Set down all of the data exactly as it appears.

Dataset excerpts:
────────────────────

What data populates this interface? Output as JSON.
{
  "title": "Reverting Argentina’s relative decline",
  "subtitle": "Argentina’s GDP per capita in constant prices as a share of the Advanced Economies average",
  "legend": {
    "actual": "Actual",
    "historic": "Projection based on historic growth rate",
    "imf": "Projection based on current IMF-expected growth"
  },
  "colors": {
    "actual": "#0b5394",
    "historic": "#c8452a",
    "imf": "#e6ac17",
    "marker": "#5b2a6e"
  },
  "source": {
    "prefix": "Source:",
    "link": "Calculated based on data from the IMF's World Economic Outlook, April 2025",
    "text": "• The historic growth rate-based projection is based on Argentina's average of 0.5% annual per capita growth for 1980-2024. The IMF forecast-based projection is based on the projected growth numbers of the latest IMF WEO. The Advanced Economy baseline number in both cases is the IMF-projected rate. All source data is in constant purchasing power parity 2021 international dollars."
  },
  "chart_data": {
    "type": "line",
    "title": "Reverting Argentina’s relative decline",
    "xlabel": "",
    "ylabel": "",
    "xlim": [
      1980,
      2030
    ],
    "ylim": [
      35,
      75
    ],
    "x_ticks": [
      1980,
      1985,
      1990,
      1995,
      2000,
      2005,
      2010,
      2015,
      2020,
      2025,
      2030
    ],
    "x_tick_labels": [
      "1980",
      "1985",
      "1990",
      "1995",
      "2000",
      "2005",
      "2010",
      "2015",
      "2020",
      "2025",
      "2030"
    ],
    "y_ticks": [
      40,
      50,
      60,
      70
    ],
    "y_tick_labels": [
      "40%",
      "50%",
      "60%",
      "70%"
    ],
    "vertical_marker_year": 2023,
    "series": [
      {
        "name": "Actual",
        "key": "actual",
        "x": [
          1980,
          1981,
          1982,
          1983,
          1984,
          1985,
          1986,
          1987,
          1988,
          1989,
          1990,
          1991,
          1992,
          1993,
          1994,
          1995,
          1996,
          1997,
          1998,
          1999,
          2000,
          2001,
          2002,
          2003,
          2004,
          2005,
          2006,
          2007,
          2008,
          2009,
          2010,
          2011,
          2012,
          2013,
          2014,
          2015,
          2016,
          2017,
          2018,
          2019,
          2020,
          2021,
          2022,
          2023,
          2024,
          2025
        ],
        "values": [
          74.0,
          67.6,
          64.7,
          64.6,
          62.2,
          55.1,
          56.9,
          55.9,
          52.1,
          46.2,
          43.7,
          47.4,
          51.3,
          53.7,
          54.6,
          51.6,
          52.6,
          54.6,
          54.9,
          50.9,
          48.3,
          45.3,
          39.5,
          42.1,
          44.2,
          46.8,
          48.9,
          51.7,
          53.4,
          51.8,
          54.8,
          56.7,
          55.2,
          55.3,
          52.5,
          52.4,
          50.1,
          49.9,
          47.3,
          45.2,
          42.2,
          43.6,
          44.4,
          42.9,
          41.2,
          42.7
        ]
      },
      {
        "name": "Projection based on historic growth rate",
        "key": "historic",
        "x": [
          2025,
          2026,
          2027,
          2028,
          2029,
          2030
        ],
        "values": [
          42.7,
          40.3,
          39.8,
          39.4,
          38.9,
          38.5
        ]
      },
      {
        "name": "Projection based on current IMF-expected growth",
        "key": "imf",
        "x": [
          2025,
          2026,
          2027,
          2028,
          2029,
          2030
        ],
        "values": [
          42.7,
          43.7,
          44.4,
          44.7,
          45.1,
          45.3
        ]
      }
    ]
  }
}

────────────────────

Solution to the exercise:
What data populates this interface? Output as JSON.
{
  "title": "Reverting Argentina’s relative decline",
  "subtitle": "Argentina’s GDP per capita in constant prices as a share of the Advanced Economies average",
  "legend": {
    "actual": "Actual",
    "historic": "Projection based on historic growth rate",
    "imf": "Projection based on current IMF-expected growth"
  },
  "colors": {
    "actual": "#0b5394",
    "historic": "#c8452a",
    "imf": "#e6ac17",
    "marker": "#5b2a6e"
  },
  "source": {
    "prefix": "Source:",
    "link": "Calculated based on data from the IMF's World Economic Outlook, April 2025",
    "text": "• The historic growth rate-based projection is based on Argentina's average of 0.5% annual per capita growth for 1980-2024. The IMF forecast-based projection is based on the projected growth numbers of the latest IMF WEO. The Advanced Economy baseline number in both cases is the IMF-projected rate. All source data is in constant purchasing power parity 2021 international dollars."
  },
  "chart_data": {
    "type": "line",
    "title": "Reverting Argentina’s relative decline",
    "xlabel": "",
    "ylabel": "",
    "xlim": [
      1980,
      2030
    ],
    "ylim": [
      35,
      75
    ],
    "x_ticks": [
      1980,
      1985,
      1990,
      1995,
      2000,
      2005,
      2010,
      2015,
      2020,
      2025,
      2030
    ],
    "x_tick_labels": [
      "1980",
      "1985",
      "1990",
      "1995",
      "2000",
      "2005",
      "2010",
      "2015",
      "2020",
      "2025",
      "2030"
    ],
    "y_ticks": [
      40,
      50,
      60,
      70
    ],
    "y_tick_labels": [
      "40%",
      "50%",
      "60%",
      "70%"
    ],
    "vertical_marker_year": 2023,
    "series": [
      {
        "name": "Actual",
        "key": "actual",
        "x": [
          1980,
          1981,
          1982,
          1983,
          1984,
          1985,
          1986,
          1987,
          1988,
          1989,
          1990,
          1991,
          1992,
          1993,
          1994,
          1995,
          1996,
          1997,
          1998,
          1999,
          2000,
          2001,
          2002,
          2003,
          2004,
          2005,
          2006,
          2007,
          2008,
          2009,
          2010,
          2011,
          2012,
          2013,
          2014,
          2015,
          2016,
          2017,
          2018,
          2019,
          2020,
          2021,
          2022,
          2023,
          2024,
          2025
        ],
        "values": [
          74.0,
          67.6,
          64.7,
          64.6,
          62.2,
          55.1,
          56.9,
          55.9,
          52.1,
          46.2,
          43.7,
          47.4,
          51.3,
          53.7,
          54.6,
          51.6,
          52.6,
          54.6,
          54.9,
          50.9,
          48.3,
          45.3,
          39.5,
          42.1,
          44.2,
          46.8,
          48.9,
          51.7,
          53.4,
          51.8,
          54.8,
          56.7,
          55.2,
          55.3,
          52.5,
          52.4,
          50.1,
          49.9,
          47.3,
          45.2,
          42.2,
          43.6,
          44.4,
          42.9,
          41.2,
          42.7
        ]
      },
      {
        "name": "Projection based on historic growth rate",
        "key": "historic",
        "x": [
          2025,
          2026,
          2027,
          2028,
          2029,
          2030
        ],
        "values": [
          42.7,
          40.3,
          39.8,
          39.4,
          38.9,
          38.5
        ]
      },
      {
        "name": "Projection based on current IMF-expected growth",
        "key": "imf",
        "x": [
          2025,
          2026,
          2027,
          2028,
          2029,
          2030
        ],
        "values": [
          42.7,
          43.7,
          44.4,
          44.7,
          45.1,
          45.3
        ]
      }
    ]
  }
}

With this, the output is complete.